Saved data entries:
##############################
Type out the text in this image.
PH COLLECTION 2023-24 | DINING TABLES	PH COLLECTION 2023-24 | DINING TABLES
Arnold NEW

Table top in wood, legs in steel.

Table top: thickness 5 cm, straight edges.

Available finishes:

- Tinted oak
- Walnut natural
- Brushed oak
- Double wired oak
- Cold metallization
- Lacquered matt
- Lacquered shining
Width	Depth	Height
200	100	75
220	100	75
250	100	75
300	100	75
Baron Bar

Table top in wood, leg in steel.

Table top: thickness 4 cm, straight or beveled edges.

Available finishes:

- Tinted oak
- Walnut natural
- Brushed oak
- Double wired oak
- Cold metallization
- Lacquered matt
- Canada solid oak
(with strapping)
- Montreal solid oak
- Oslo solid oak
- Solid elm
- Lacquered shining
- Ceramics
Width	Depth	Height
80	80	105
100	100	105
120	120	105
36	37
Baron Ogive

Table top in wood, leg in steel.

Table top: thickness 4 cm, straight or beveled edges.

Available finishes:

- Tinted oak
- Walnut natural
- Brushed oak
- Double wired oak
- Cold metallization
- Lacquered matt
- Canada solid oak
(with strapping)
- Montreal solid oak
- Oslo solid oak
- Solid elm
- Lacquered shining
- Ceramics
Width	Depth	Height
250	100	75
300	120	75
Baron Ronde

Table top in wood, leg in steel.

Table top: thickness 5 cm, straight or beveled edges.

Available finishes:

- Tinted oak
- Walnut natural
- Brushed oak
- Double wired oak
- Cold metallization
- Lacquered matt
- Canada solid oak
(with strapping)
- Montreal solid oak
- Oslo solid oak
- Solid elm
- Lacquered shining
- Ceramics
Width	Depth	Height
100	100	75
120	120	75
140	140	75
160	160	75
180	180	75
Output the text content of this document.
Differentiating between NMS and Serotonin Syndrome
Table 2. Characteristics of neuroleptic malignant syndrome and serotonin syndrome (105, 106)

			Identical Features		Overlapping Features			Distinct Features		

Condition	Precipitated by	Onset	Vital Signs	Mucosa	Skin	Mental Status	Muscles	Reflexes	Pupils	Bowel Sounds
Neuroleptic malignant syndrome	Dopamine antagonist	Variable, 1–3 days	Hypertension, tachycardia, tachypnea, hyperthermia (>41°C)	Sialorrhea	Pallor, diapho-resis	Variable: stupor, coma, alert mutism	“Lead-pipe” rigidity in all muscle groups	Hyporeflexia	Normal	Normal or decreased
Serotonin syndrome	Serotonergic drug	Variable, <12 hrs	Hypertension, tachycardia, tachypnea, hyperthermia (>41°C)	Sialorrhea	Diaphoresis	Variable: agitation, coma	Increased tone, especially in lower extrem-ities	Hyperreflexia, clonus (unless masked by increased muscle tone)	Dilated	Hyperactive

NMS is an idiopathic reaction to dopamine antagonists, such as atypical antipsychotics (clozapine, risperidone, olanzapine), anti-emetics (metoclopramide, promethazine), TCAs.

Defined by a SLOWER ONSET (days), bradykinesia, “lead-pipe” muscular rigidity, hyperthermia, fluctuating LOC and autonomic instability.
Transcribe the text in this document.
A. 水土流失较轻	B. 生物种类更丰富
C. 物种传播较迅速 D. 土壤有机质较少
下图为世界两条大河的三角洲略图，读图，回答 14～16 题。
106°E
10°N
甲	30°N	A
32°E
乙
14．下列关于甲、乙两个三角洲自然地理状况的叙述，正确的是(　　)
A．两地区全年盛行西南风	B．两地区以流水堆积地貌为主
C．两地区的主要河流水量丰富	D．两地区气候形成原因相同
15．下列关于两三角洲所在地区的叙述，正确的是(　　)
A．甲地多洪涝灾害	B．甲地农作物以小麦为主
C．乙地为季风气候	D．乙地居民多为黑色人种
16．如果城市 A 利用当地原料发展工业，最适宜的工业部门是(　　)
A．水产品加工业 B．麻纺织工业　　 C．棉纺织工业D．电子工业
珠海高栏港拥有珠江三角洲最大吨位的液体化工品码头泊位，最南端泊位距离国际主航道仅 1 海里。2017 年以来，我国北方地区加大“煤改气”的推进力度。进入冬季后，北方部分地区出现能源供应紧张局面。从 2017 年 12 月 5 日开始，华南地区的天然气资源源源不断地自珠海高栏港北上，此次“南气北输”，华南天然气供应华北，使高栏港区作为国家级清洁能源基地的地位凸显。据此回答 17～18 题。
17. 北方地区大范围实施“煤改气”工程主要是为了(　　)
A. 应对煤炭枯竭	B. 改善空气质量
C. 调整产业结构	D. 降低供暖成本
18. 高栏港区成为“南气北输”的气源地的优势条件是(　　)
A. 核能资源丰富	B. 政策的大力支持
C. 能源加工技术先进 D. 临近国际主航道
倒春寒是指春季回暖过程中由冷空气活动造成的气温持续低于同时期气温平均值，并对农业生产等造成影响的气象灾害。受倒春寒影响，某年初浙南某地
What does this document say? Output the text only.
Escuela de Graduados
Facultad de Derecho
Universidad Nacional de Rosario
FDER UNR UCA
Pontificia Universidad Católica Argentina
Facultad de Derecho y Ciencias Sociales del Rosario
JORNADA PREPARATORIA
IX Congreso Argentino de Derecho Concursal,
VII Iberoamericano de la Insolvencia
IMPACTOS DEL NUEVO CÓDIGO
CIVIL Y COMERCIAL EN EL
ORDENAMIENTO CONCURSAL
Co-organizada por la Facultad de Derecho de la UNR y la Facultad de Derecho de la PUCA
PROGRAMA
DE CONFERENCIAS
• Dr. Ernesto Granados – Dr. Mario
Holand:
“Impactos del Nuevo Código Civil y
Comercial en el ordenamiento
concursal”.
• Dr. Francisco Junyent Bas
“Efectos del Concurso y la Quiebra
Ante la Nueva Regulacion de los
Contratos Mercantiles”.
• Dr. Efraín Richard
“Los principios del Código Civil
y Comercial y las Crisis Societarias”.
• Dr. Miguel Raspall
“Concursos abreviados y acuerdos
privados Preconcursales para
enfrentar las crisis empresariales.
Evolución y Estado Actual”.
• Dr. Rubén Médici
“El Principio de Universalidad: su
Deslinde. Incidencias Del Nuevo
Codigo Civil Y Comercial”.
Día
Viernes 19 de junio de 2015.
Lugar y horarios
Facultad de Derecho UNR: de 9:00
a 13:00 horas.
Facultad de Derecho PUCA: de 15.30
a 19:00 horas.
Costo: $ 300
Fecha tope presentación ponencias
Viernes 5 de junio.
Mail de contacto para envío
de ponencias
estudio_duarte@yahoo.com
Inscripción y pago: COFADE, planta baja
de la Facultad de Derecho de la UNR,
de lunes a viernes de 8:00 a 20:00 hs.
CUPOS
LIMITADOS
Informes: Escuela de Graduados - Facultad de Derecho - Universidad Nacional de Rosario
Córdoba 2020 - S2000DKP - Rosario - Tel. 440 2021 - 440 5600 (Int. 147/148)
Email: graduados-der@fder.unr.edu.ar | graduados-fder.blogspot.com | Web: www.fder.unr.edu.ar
##############################
- _TO DO_: Every record above should be copied exactly.

- _REPLY_:
Type out the text in this image.
PH COLLECTION 2023-24 | DINING TABLES	PH COLLECTION 2023-24 | DINING TABLES
Arnold NEW

Table top in wood, legs in steel.

Table top: thickness 5 cm, straight edges.

Available finishes:

- Tinted oak
- Walnut natural
- Brushed oak
- Double wired oak
- Cold metallization
- Lacquered matt
- Lacquered shining
Width	Depth	Height
200	100	75
220	100	75
250	100	75
300	100	75
Baron Bar

Table top in wood, leg in steel.

Table top: thickness 4 cm, straight or beveled edges.

Available finishes:

- Tinted oak
- Walnut natural
- Brushed oak
- Double wired oak
- Cold metallization
- Lacquered matt
- Canada solid oak
(with strapping)
- Montreal solid oak
- Oslo solid oak
- Solid elm
- Lacquered shining
- Ceramics
Width	Depth	Height
80	80	105
100	100	105
120	120	105
36	37
Baron Ogive

Table top in wood, leg in steel.

Table top: thickness 4 cm, straight or beveled edges.

Available finishes:

- Tinted oak
- Walnut natural
- Brushed oak
- Double wired oak
- Cold metallization
- Lacquered matt
- Canada solid oak
(with strapping)
- Montreal solid oak
- Oslo solid oak
- Solid elm
- Lacquered shining
- Ceramics
Width	Depth	Height
250	100	75
300	120	75
Baron Ronde

Table top in wood, leg in steel.

Table top: thickness 5 cm, straight or beveled edges.

Available finishes:

- Tinted oak
- Walnut natural
- Brushed oak
- Double wired oak
- Cold metallization
- Lacquered matt
- Canada solid oak
(with strapping)
- Montreal solid oak
- Oslo solid oak
- Solid elm
- Lacquered shining
- Ceramics
Width	Depth	Height
100	100	75
120	120	75
140	140	75
160	160	75
180	180	75
Output the text content of this document.
Differentiating between NMS and Serotonin Syndrome
Table 2. Characteristics of neuroleptic malignant syndrome and serotonin syndrome (105, 106)

			Identical Features		Overlapping Features			Distinct Features		

Condition	Precipitated by	Onset	Vital Signs	Mucosa	Skin	Mental Status	Muscles	Reflexes	Pupils	Bowel Sounds
Neuroleptic malignant syndrome	Dopamine antagonist	Variable, 1–3 days	Hypertension, tachycardia, tachypnea, hyperthermia (>41°C)	Sialorrhea	Pallor, diapho-resis	Variable: stupor, coma, alert mutism	“Lead-pipe” rigidity in all muscle groups	Hyporeflexia	Normal	Normal or decreased
Serotonin syndrome	Serotonergic drug	Variable, <12 hrs	Hypertension, tachycardia, tachypnea, hyperthermia (>41°C)	Sialorrhea	Diaphoresis	Variable: agitation, coma	Increased tone, especially in lower extrem-ities	Hyperreflexia, clonus (unless masked by increased muscle tone)	Dilated	Hyperactive

NMS is an idiopathic reaction to dopamine antagonists, such as atypical antipsychotics (clozapine, risperidone, olanzapine), anti-emetics (metoclopramide, promethazine), TCAs.

Defined by a SLOWER ONSET (days), bradykinesia, “lead-pipe” muscular rigidity, hyperthermia, fluctuating LOC and autonomic instability.
Transcribe the text in this document.
A. 水土流失较轻	B. 生物种类更丰富
C. 物种传播较迅速 D. 土壤有机质较少
下图为世界两条大河的三角洲略图，读图，回答 14～16 题。
106°E
10°N
甲	30°N	A
32°E
乙
14．下列关于甲、乙两个三角洲自然地理状况的叙述，正确的是(　　)
A．两地区全年盛行西南风	B．两地区以流水堆积地貌为主
C．两地区的主要河流水量丰富	D．两地区气候形成原因相同
15．下列关于两三角洲所在地区的叙述，正确的是(　　)
A．甲地多洪涝灾害	B．甲地农作物以小麦为主
C．乙地为季风气候	D．乙地居民多为黑色人种
16．如果城市 A 利用当地原料发展工业，最适宜的工业部门是(　　)
A．水产品加工业 B．麻纺织工业　　 C．棉纺织工业D．电子工业
珠海高栏港拥有珠江三角洲最大吨位的液体化工品码头泊位，最南端泊位距离国际主航道仅 1 海里。2017 年以来，我国北方地区加大“煤改气”的推进力度。进入冬季后，北方部分地区出现能源供应紧张局面。从 2017 年 12 月 5 日开始，华南地区的天然气资源源源不断地自珠海高栏港北上，此次“南气北输”，华南天然气供应华北，使高栏港区作为国家级清洁能源基地的地位凸显。据此回答 17～18 题。
17. 北方地区大范围实施“煤改气”工程主要是为了(　　)
A. 应对煤炭枯竭	B. 改善空气质量
C. 调整产业结构	D. 降低供暖成本
18. 高栏港区成为“南气北输”的气源地的优势条件是(　　)
A. 核能资源丰富	B. 政策的大力支持
C. 能源加工技术先进 D. 临近国际主航道
倒春寒是指春季回暖过程中由冷空气活动造成的气温持续低于同时期气温平均值，并对农业生产等造成影响的气象灾害。受倒春寒影响，某年初浙南某地
What does this document say? Output the text only.
Escuela de Graduados
Facultad de Derecho
Universidad Nacional de Rosario
FDER UNR UCA
Pontificia Universidad Católica Argentina
Facultad de Derecho y Ciencias Sociales del Rosario
JORNADA PREPARATORIA
IX Congreso Argentino de Derecho Concursal,
VII Iberoamericano de la Insolvencia
IMPACTOS DEL NUEVO CÓDIGO
CIVIL Y COMERCIAL EN EL
ORDENAMIENTO CONCURSAL
Co-organizada por la Facultad de Derecho de la UNR y la Facultad de Derecho de la PUCA
PROGRAMA
DE CONFERENCIAS
• Dr. Ernesto Granados – Dr. Mario
Holand:
“Impactos del Nuevo Código Civil y
Comercial en el ordenamiento
concursal”.
• Dr. Francisco Junyent Bas
“Efectos del Concurso y la Quiebra
Ante la Nueva Regulacion de los
Contratos Mercantiles”.
• Dr. Efraín Richard
“Los principios del Código Civil
y Comercial y las Crisis Societarias”.
• Dr. Miguel Raspall
“Concursos abreviados y acuerdos
privados Preconcursales para
enfrentar las crisis empresariales.
Evolución y Estado Actual”.
• Dr. Rubén Médici
“El Principio de Universalidad: su
Deslinde. Incidencias Del Nuevo
Codigo Civil Y Comercial”.
Día
Viernes 19 de junio de 2015.
Lugar y horarios
Facultad de Derecho UNR: de 9:00
a 13:00 horas.
Facultad de Derecho PUCA: de 15.30
a 19:00 horas.
Costo: $ 300
Fecha tope presentación ponencias
Viernes 5 de junio.
Mail de contacto para envío
de ponencias
estudio_duarte@yahoo.com
Inscripción y pago: COFADE, planta baja
de la Facultad de Derecho de la UNR,
de lunes a viernes de 8:00 a 20:00 hs.
CUPOS
LIMITADOS
Informes: Escuela de Graduados - Facultad de Derecho - Universidad Nacional de Rosario
Córdoba 2020 - S2000DKP - Rosario - Tel. 440 2021 - 440 5600 (Int. 147/148)
Email: graduados-der@fder.unr.edu.ar | graduados-fder.blogspot.com | Web: www.fder.unr.edu.ar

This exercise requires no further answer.